begin INFORMATION GIVEN

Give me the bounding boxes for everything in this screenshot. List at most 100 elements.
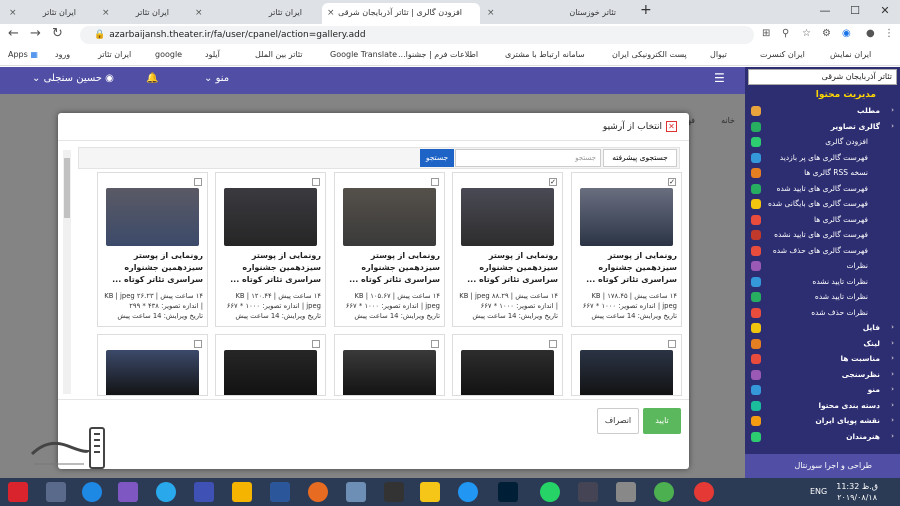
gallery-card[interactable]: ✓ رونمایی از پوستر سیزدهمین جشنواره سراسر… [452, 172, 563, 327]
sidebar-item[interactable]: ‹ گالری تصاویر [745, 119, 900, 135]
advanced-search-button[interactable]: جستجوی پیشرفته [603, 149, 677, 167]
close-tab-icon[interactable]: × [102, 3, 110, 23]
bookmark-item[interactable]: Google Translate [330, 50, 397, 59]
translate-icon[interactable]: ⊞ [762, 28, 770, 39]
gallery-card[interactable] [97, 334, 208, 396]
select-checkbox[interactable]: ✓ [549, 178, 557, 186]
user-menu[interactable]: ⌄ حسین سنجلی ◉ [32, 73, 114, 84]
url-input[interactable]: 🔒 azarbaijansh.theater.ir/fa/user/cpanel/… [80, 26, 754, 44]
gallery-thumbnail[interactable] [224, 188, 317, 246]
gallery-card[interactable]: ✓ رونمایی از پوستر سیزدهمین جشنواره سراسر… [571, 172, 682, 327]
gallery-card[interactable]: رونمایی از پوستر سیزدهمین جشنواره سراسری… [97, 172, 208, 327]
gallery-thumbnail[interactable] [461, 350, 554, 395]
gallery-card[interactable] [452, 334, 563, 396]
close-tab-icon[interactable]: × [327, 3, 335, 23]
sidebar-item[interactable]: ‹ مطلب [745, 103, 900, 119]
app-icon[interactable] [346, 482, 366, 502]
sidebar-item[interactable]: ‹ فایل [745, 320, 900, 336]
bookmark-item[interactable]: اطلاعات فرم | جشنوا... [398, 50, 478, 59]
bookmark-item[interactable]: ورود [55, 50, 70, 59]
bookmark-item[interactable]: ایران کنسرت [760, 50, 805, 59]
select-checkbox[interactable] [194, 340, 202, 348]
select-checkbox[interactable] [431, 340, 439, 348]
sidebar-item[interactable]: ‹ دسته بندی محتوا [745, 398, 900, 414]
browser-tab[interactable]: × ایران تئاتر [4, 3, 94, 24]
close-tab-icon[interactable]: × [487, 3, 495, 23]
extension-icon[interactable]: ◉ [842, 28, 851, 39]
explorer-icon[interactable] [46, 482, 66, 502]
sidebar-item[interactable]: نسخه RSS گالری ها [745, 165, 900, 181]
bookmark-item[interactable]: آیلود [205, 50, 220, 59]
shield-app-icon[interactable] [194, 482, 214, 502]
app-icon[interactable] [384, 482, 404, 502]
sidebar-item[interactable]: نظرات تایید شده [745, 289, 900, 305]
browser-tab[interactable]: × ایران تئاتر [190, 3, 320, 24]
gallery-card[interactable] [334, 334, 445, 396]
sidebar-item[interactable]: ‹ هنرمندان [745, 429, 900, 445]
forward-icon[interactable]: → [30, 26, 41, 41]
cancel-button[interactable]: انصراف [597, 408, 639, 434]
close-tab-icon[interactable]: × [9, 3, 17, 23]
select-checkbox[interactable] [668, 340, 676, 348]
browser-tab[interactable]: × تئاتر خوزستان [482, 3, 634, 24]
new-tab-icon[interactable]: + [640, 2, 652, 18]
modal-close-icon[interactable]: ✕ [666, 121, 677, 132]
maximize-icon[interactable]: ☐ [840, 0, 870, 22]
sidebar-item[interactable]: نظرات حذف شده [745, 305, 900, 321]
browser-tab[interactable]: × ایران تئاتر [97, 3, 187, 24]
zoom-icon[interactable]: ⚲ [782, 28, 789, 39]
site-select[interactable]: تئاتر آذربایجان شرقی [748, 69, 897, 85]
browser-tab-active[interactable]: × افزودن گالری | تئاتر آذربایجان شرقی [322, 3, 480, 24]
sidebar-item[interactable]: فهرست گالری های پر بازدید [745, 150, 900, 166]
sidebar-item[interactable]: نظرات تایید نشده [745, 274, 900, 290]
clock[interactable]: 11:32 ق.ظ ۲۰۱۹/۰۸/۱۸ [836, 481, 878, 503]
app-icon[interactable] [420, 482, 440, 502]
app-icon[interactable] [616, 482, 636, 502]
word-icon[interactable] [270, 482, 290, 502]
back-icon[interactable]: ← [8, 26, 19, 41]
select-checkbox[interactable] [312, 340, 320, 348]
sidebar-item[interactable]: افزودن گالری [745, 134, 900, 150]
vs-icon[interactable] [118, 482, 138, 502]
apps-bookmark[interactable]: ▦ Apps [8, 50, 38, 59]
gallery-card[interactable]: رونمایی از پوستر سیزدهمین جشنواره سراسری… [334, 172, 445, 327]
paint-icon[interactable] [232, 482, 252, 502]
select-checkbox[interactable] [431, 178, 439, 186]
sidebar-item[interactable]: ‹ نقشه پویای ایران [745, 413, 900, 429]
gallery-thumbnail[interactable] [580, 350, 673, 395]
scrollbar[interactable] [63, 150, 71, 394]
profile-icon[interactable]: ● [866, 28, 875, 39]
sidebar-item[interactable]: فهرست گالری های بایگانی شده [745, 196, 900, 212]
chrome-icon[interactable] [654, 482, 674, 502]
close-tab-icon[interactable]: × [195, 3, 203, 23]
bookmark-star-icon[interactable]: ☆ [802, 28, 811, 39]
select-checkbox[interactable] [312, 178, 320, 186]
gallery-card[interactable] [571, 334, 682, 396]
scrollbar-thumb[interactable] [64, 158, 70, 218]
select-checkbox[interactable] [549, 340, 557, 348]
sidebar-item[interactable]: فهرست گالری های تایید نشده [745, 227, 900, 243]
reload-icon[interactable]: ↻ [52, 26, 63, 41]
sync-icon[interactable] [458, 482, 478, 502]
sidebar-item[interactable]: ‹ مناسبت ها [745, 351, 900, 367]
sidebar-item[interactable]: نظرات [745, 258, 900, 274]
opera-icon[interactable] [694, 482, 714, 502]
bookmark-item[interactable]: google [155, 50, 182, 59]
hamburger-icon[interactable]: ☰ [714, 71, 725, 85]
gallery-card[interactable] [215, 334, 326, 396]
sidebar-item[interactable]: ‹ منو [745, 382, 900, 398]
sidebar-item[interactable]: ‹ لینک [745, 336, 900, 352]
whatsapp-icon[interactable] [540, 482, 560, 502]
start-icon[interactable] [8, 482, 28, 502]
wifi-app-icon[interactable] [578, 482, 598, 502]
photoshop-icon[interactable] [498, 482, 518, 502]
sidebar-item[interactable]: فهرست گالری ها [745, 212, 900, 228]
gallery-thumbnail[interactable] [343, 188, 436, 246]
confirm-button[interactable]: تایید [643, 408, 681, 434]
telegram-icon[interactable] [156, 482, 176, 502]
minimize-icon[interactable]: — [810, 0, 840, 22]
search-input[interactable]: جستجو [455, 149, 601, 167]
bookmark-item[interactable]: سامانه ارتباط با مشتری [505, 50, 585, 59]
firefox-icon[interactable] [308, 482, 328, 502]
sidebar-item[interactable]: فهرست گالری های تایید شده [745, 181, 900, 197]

end INFORMATION GIVEN
begin INFORMATION GIVEN

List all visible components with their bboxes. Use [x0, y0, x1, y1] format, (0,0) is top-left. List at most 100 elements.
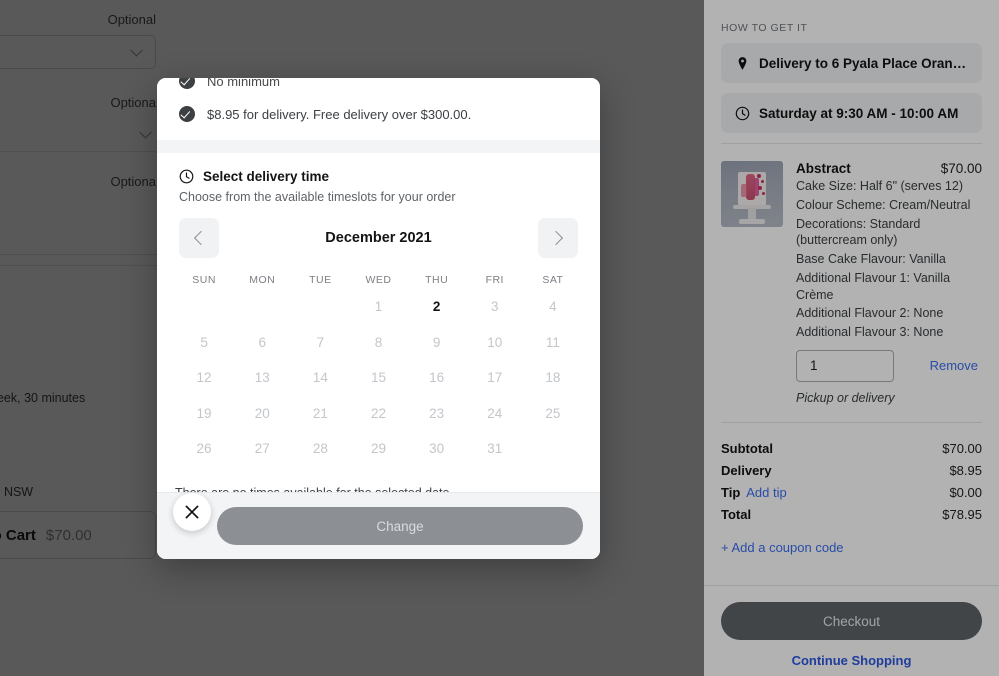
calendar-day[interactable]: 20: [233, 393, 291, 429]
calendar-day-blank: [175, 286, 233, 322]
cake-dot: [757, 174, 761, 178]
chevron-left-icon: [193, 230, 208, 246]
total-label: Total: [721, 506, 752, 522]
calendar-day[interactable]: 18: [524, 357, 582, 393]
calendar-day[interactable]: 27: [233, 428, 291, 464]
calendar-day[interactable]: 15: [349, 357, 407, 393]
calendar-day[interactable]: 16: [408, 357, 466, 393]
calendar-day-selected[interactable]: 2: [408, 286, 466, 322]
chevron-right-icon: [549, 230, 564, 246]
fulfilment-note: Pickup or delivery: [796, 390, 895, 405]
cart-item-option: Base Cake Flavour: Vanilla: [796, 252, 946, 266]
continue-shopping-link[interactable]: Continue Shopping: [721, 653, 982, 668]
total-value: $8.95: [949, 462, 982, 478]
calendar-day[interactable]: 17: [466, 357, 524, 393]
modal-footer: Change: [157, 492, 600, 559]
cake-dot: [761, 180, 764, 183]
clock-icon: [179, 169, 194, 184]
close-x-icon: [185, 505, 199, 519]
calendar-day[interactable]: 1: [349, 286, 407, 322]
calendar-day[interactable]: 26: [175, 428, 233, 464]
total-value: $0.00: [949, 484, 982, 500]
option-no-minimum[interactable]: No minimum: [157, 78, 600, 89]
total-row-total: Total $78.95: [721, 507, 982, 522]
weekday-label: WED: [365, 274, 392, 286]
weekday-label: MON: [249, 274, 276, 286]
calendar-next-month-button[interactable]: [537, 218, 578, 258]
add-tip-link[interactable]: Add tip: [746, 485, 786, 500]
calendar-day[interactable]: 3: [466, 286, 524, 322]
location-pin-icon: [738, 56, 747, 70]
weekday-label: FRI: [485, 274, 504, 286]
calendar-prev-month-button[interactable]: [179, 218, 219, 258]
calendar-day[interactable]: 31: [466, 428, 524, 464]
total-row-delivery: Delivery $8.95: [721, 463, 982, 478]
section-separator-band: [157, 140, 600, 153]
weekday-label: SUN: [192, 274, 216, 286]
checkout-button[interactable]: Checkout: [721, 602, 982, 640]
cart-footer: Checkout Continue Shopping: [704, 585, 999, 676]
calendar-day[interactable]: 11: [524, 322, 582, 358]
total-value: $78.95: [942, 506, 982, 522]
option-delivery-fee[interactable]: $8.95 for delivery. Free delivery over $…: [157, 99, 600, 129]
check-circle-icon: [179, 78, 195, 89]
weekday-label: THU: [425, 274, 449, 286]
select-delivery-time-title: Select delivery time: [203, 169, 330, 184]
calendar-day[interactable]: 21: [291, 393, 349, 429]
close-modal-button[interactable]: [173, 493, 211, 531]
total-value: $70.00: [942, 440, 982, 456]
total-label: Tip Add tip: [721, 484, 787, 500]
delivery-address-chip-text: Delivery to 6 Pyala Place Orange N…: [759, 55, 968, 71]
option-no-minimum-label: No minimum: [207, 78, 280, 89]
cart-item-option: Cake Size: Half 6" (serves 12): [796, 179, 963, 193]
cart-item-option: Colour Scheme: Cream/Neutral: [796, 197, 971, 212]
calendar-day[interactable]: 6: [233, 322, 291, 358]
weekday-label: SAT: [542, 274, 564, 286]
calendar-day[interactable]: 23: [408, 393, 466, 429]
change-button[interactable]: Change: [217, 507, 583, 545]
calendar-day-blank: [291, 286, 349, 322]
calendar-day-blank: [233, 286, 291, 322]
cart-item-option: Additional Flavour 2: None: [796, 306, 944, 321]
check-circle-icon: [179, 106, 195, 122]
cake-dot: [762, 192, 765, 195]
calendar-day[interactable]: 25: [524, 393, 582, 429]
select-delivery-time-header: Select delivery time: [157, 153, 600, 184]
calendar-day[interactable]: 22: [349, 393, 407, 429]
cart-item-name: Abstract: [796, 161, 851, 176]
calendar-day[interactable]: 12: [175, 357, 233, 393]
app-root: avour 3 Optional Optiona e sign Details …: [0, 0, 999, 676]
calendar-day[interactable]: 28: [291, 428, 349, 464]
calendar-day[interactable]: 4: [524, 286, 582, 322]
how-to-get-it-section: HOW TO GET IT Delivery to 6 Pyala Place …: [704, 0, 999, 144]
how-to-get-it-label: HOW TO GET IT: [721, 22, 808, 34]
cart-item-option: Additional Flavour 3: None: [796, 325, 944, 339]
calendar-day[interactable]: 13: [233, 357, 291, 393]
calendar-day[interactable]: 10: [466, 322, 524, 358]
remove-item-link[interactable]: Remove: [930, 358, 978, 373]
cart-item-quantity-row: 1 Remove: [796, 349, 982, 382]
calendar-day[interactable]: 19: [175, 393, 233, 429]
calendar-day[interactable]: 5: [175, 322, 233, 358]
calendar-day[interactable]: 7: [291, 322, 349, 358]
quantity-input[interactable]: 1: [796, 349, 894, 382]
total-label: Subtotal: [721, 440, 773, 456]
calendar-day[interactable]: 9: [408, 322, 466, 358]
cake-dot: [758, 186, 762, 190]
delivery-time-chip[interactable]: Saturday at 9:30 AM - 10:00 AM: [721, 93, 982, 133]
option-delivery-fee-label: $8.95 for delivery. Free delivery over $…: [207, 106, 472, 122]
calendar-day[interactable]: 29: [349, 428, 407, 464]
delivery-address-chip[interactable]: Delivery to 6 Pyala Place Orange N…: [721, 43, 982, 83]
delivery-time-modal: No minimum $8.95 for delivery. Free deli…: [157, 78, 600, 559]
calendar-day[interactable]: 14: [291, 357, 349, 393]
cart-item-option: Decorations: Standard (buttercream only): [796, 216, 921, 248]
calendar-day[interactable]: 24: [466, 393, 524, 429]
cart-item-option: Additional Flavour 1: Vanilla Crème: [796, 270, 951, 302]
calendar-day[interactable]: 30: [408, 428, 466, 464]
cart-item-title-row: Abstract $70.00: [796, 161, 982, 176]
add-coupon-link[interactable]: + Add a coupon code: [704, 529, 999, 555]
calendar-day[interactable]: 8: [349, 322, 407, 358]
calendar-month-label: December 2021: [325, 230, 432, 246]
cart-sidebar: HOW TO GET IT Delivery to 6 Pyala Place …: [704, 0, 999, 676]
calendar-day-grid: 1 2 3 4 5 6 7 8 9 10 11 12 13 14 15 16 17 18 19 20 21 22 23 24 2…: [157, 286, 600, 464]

end INFORMATION GIVEN
begin INFORMATION GIVEN

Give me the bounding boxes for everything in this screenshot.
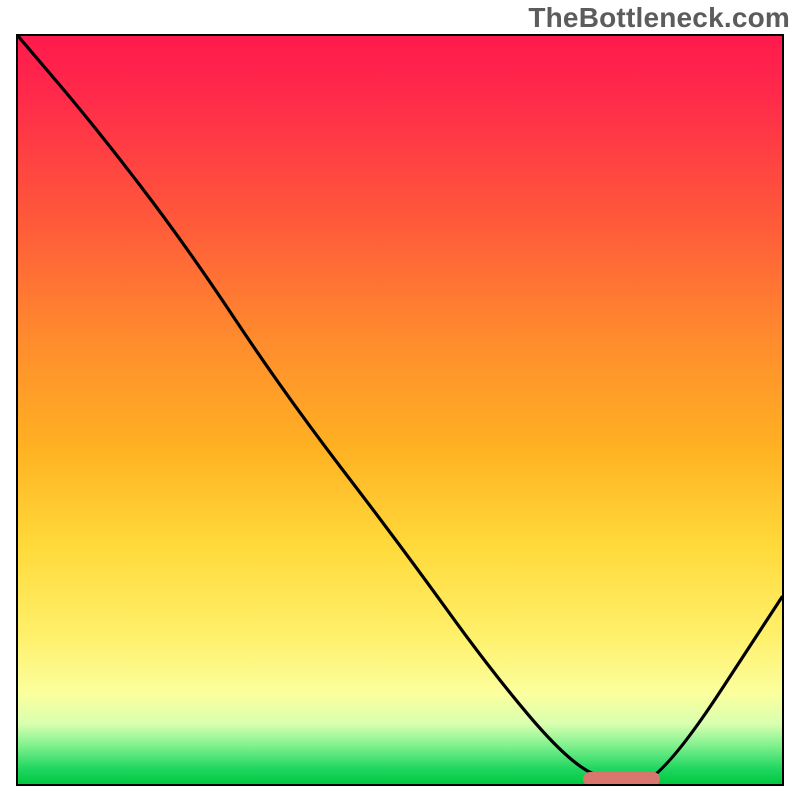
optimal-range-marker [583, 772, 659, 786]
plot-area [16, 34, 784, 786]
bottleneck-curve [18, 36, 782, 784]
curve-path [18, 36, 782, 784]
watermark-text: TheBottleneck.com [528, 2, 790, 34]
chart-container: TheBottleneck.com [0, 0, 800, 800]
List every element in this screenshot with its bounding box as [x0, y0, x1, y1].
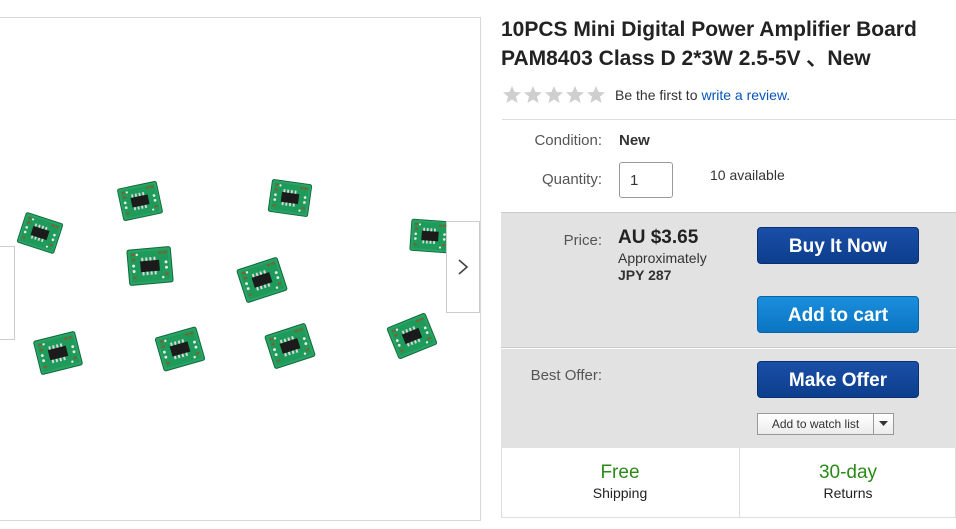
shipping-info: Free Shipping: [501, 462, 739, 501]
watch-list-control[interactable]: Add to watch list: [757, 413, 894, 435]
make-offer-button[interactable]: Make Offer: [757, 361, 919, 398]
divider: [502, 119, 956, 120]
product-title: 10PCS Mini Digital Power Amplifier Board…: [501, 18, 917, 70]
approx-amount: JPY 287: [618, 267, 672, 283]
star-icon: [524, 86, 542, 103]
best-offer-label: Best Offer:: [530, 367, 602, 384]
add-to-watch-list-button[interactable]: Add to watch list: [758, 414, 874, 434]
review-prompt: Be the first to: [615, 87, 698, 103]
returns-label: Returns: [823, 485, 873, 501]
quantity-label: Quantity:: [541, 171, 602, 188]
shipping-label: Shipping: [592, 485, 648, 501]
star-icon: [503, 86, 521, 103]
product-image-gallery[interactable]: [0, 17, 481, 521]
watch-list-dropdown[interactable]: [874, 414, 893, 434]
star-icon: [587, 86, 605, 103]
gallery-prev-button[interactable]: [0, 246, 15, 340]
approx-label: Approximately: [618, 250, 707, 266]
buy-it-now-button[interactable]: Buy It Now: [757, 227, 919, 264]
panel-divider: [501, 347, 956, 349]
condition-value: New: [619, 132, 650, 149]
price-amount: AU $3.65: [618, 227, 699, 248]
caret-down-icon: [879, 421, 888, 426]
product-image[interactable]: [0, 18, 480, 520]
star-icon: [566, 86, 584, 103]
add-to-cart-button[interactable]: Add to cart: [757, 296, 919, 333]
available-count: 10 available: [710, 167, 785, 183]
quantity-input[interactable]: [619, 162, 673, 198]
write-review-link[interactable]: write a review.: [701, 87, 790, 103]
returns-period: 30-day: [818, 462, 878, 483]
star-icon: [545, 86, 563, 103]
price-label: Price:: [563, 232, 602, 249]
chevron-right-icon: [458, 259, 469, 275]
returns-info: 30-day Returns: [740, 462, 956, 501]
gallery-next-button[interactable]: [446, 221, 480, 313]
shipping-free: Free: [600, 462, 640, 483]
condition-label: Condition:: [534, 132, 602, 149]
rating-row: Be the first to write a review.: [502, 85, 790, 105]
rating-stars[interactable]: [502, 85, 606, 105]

end INFORMATION GIVEN

WRITTEN INSTRUCTION ▸ Copy out the lines from the one holding "optimal-range-marker [583, 772, 659, 786]" through the one holding "List every element", inclusive.

RESULT OF THIS TASK ▸
optimal-range-marker [583, 772, 659, 786]
plot-area [16, 34, 784, 786]
bottleneck-curve [18, 36, 782, 784]
curve-path [18, 36, 782, 784]
watermark-text: TheBottleneck.com [528, 2, 790, 34]
chart-container: TheBottleneck.com [0, 0, 800, 800]
List every element in this screenshot with its bounding box as [x0, y0, x1, y1].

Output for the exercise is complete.